▸ **Exercise goal**
Transcribe the records below exactly, leaving out any pictures.

▸ **Dataset**

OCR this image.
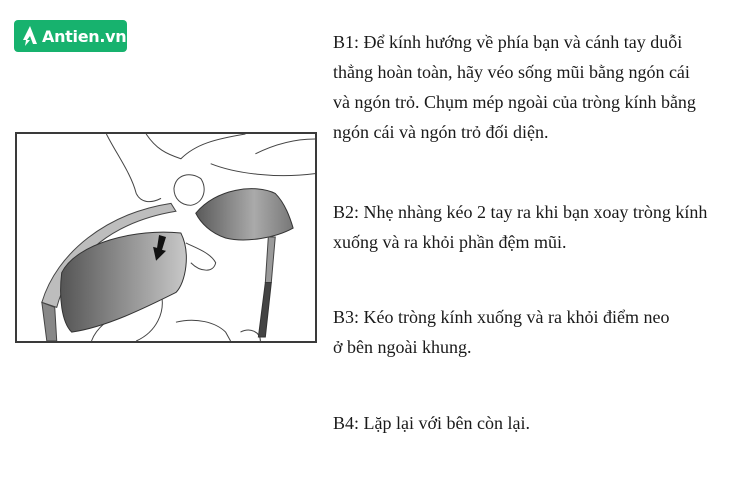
Antien.vn	B1: Để kính hướng về phía bạn và cánh tay duỗi
thẳng hoàn toàn, hãy véo sống mũi bằng ngón cái
và ngón trỏ. Chụm mép ngoài của tròng kính bằng
ngón cái và ngón trỏ đối diện.
B2: Nhẹ nhàng kéo 2 tay ra khi bạn xoay tròng kính
xuống và ra khỏi phần đệm mũi.
B3: Kéo tròng kính xuống và ra khỏi điểm neo
ở bên ngoài khung.
B4: Lặp lại với bên còn lại.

▸ **Result of the task**
OCR this image.
Antien.vn	B1: Để kính hướng về phía bạn và cánh tay duỗi
thẳng hoàn toàn, hãy véo sống mũi bằng ngón cái
và ngón trỏ. Chụm mép ngoài của tròng kính bằng
ngón cái và ngón trỏ đối diện.
B2: Nhẹ nhàng kéo 2 tay ra khi bạn xoay tròng kính
xuống và ra khỏi phần đệm mũi.
B3: Kéo tròng kính xuống và ra khỏi điểm neo
ở bên ngoài khung.
B4: Lặp lại với bên còn lại.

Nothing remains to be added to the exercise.